* [TASK DETAILS]: In the listing below, locate the lines bearing the word "heading". Copy every one of them.

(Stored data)
[start]

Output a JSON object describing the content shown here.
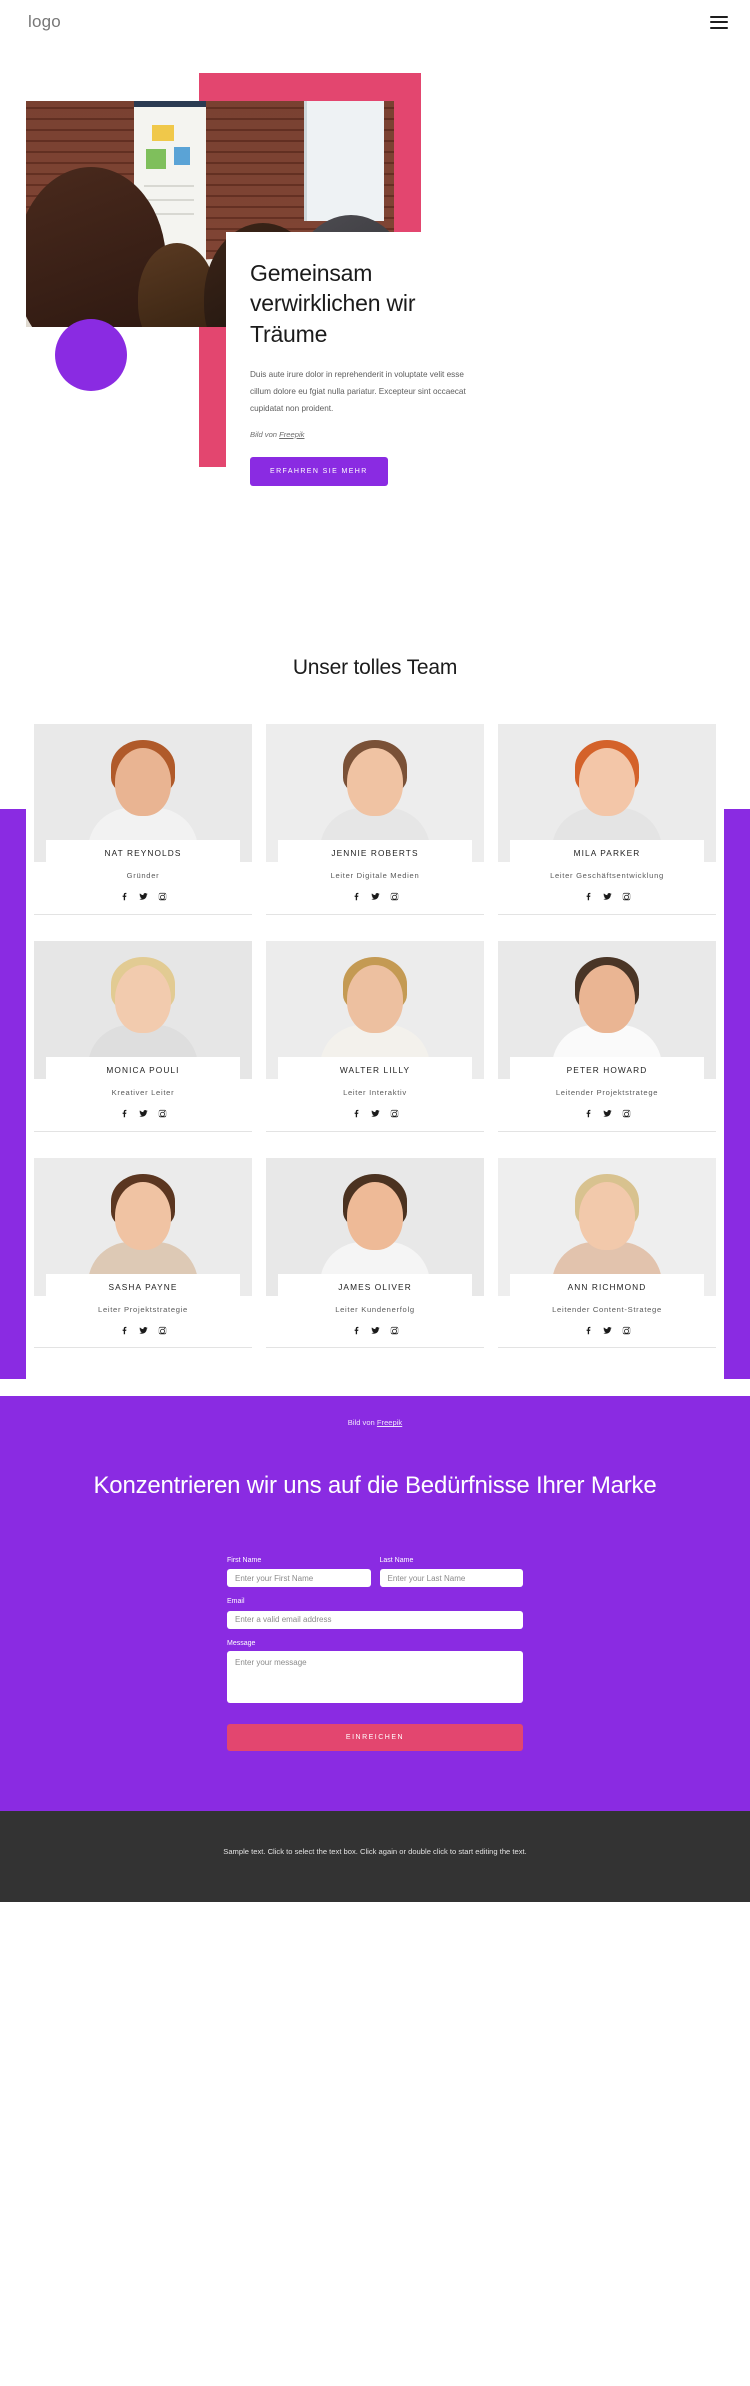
{
  "header": {
    "logo": "logo",
    "menu_icon": "hamburger-menu-icon"
  },
  "hero": {
    "title": "Gemeinsam verwirklichen wir Träume",
    "paragraph": "Duis aute irure dolor in reprehenderit in voluptate velit esse cillum dolore eu fgiat nulla pariatur. Excepteur sint occaecat cupidatat non proident.",
    "credit_prefix": "Bild von ",
    "credit_link": "Freepik",
    "cta_label": "ERFAHREN SIE MEHR",
    "colors": {
      "pink": "#e3466f",
      "purple": "#8a2be2"
    }
  },
  "team": {
    "heading": "Unser tolles Team",
    "social_icons": [
      "facebook-icon",
      "twitter-icon",
      "instagram-icon"
    ],
    "members": [
      {
        "name": "NAT REYNOLDS",
        "role": "Gründer"
      },
      {
        "name": "JENNIE ROBERTS",
        "role": "Leiter Digitale Medien"
      },
      {
        "name": "MILA PARKER",
        "role": "Leiter Geschäftsentwicklung"
      },
      {
        "name": "MONICA POULI",
        "role": "Kreativer Leiter"
      },
      {
        "name": "WALTER LILLY",
        "role": "Leiter Interaktiv"
      },
      {
        "name": "PETER HOWARD",
        "role": "Leitender Projektstratege"
      },
      {
        "name": "SASHA PAYNE",
        "role": "Leiter Projektstrategie"
      },
      {
        "name": "JAMES OLIVER",
        "role": "Leiter Kundenerfolg"
      },
      {
        "name": "ANN RICHMOND",
        "role": "Leitender Content-Stratege"
      }
    ]
  },
  "band": {
    "credit_prefix": "Bild von ",
    "credit_link": "Freepik"
  },
  "form": {
    "heading": "Konzentrieren wir uns auf die Bedürfnisse Ihrer Marke",
    "first_name": {
      "label": "First Name",
      "placeholder": "Enter your First Name",
      "value": ""
    },
    "last_name": {
      "label": "Last Name",
      "placeholder": "Enter your Last Name",
      "value": ""
    },
    "email": {
      "label": "Email",
      "placeholder": "Enter a valid email address",
      "value": ""
    },
    "message": {
      "label": "Message",
      "placeholder": "Enter your message",
      "value": ""
    },
    "submit_label": "EINREICHEN"
  },
  "footer": {
    "text": "Sample text. Click to select the text box. Click again or double click to start editing the text."
  }
}
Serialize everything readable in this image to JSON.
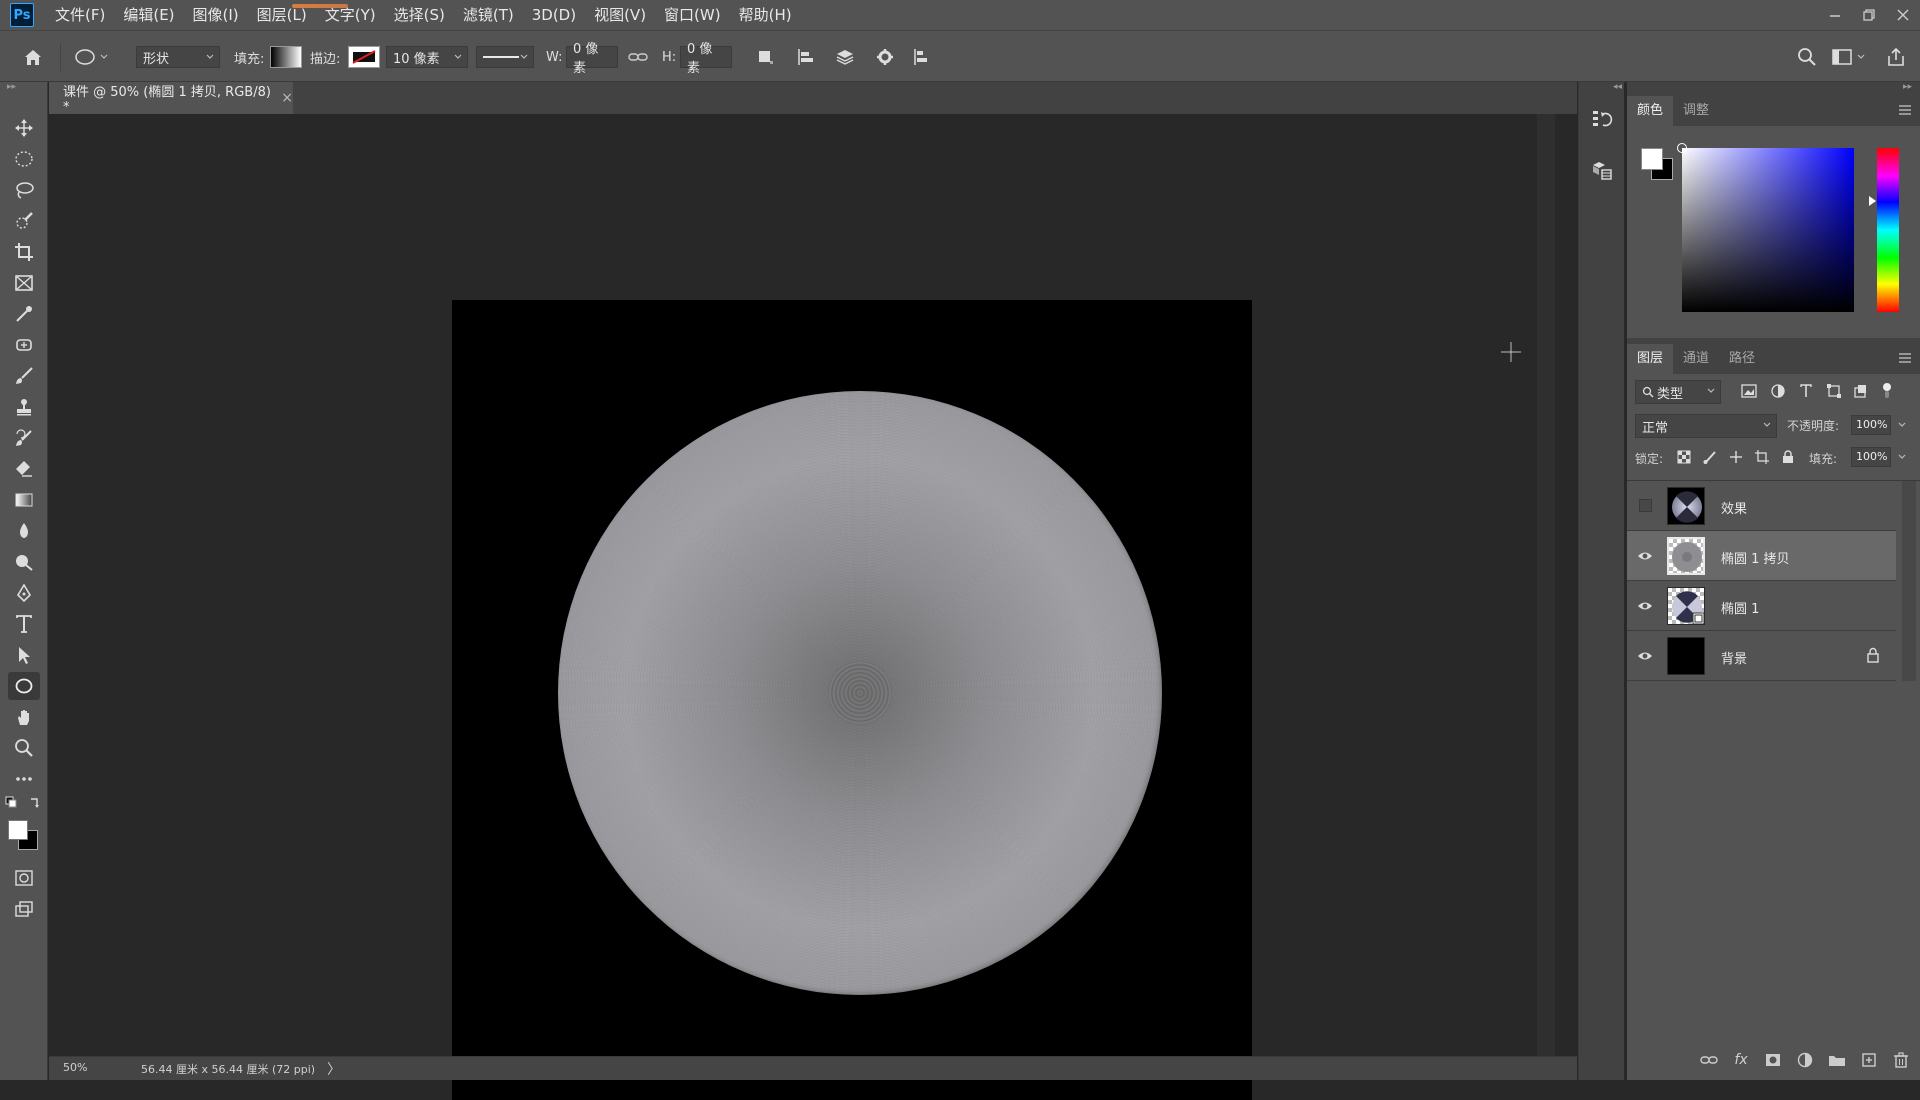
{
  "app": {
    "logo": "Ps"
  },
  "menu": [
    "文件(F)",
    "编辑(E)",
    "图像(I)",
    "图层(L)",
    "文字(Y)",
    "选择(S)",
    "滤镜(T)",
    "3D(D)",
    "视图(V)",
    "窗口(W)",
    "帮助(H)"
  ],
  "options": {
    "mode_value": "形状",
    "fill_label": "填充:",
    "stroke_label": "描边:",
    "stroke_width": "10 像素",
    "w_label": "W:",
    "w_value": "0 像素",
    "h_label": "H:",
    "h_value": "0 像素"
  },
  "document": {
    "tab_title": "课件 @ 50% (椭圆 1 拷贝, RGB/8) *",
    "close_glyph": "×",
    "canvas_color": "#000000"
  },
  "status": {
    "zoom": "50%",
    "doc_size": "56.44 厘米 x 56.44 厘米 (72 ppi)",
    "arrow": "〉"
  },
  "color_panel": {
    "tabs": [
      "颜色",
      "调整"
    ],
    "foreground": "#ffffff",
    "background": "#000000",
    "hue": "#0000ff"
  },
  "layers_panel": {
    "tabs": [
      "图层",
      "通道",
      "路径"
    ],
    "kind_filter": "类型",
    "blend_mode": "正常",
    "opacity_label": "不透明度:",
    "opacity_value": "100%",
    "lock_label": "锁定:",
    "fill_label": "填充:",
    "fill_value": "100%",
    "layers": [
      {
        "name": "效果",
        "visible": false,
        "selected": false,
        "locked": false
      },
      {
        "name": "椭圆 1 拷贝",
        "visible": true,
        "selected": true,
        "locked": false
      },
      {
        "name": "椭圆 1",
        "visible": true,
        "selected": false,
        "locked": false
      },
      {
        "name": "背景",
        "visible": true,
        "selected": false,
        "locked": true
      }
    ],
    "footer_fx": "fx"
  },
  "colors": {
    "accent": "#31a8ff",
    "panel": "#535353",
    "workspace": "#282828"
  }
}
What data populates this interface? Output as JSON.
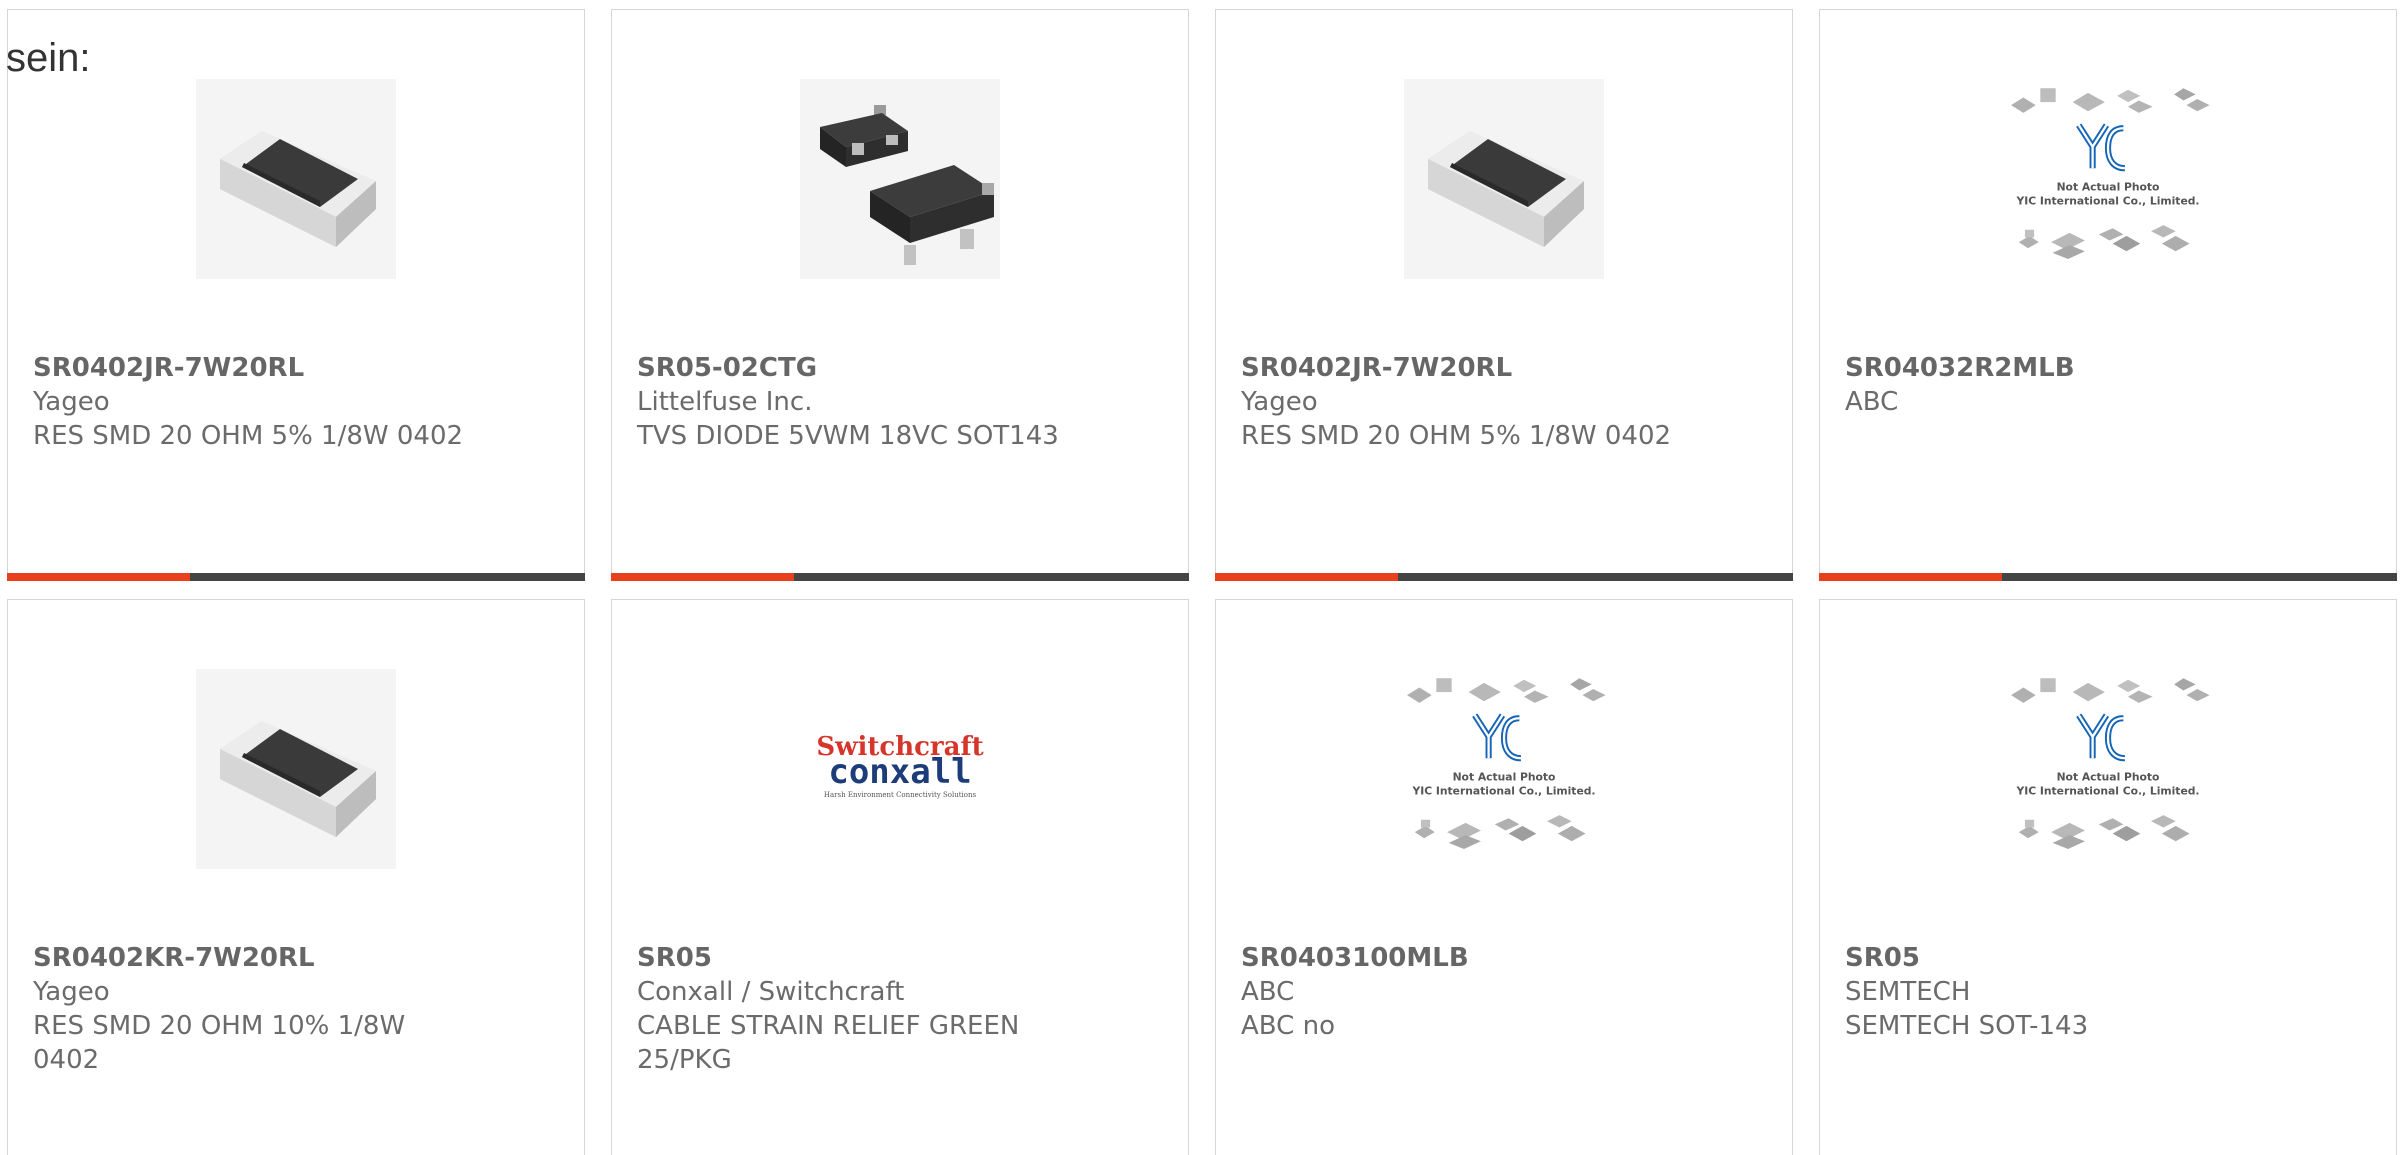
{
  "intro_text": "sein:",
  "accent_color": "#e8401c",
  "bar_color": "#444444",
  "products": [
    {
      "part": "SR0402JR-7W20RL",
      "manufacturer": "Yageo",
      "description": "RES SMD 20 OHM 5% 1/8W 0402",
      "image": "smd-resistor-image"
    },
    {
      "part": "SR05-02CTG",
      "manufacturer": "Littelfuse Inc.",
      "description": "TVS DIODE 5VWM 18VC SOT143",
      "image": "sot143-package-image"
    },
    {
      "part": "SR0402JR-7W20RL",
      "manufacturer": "Yageo",
      "description": "RES SMD 20 OHM 5% 1/8W 0402",
      "image": "smd-resistor-image"
    },
    {
      "part": "SR04032R2MLB",
      "manufacturer": "ABC",
      "description": "",
      "image": "placeholder-not-actual-photo-image"
    },
    {
      "part": "SR0402KR-7W20RL",
      "manufacturer": "Yageo",
      "description": "RES SMD 20 OHM 10% 1/8W 0402",
      "image": "smd-resistor-image"
    },
    {
      "part": "SR05",
      "manufacturer": "Conxall / Switchcraft",
      "description": "CABLE STRAIN RELIEF GREEN 25/PKG",
      "image": "switchcraft-conxall-logo-image"
    },
    {
      "part": "SR0403100MLB",
      "manufacturer": "ABC",
      "description": "ABC no",
      "image": "placeholder-not-actual-photo-image"
    },
    {
      "part": "SR05",
      "manufacturer": "SEMTECH",
      "description": "SEMTECH SOT-143",
      "image": "placeholder-not-actual-photo-image"
    }
  ],
  "placeholder": {
    "line1": "Not Actual Photo",
    "line2": "YIC International Co., Limited."
  },
  "logo": {
    "top": "Switchcraft",
    "bottom": "conxall",
    "tagline": "Harsh Environment Connectivity Solutions"
  }
}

[end]

* [FINISHED EXERCISE]:
    "heading": "Unser tolles Team",
    "heading": "Konzentrieren wir uns auf die Bedürfnisse Ihrer Marke",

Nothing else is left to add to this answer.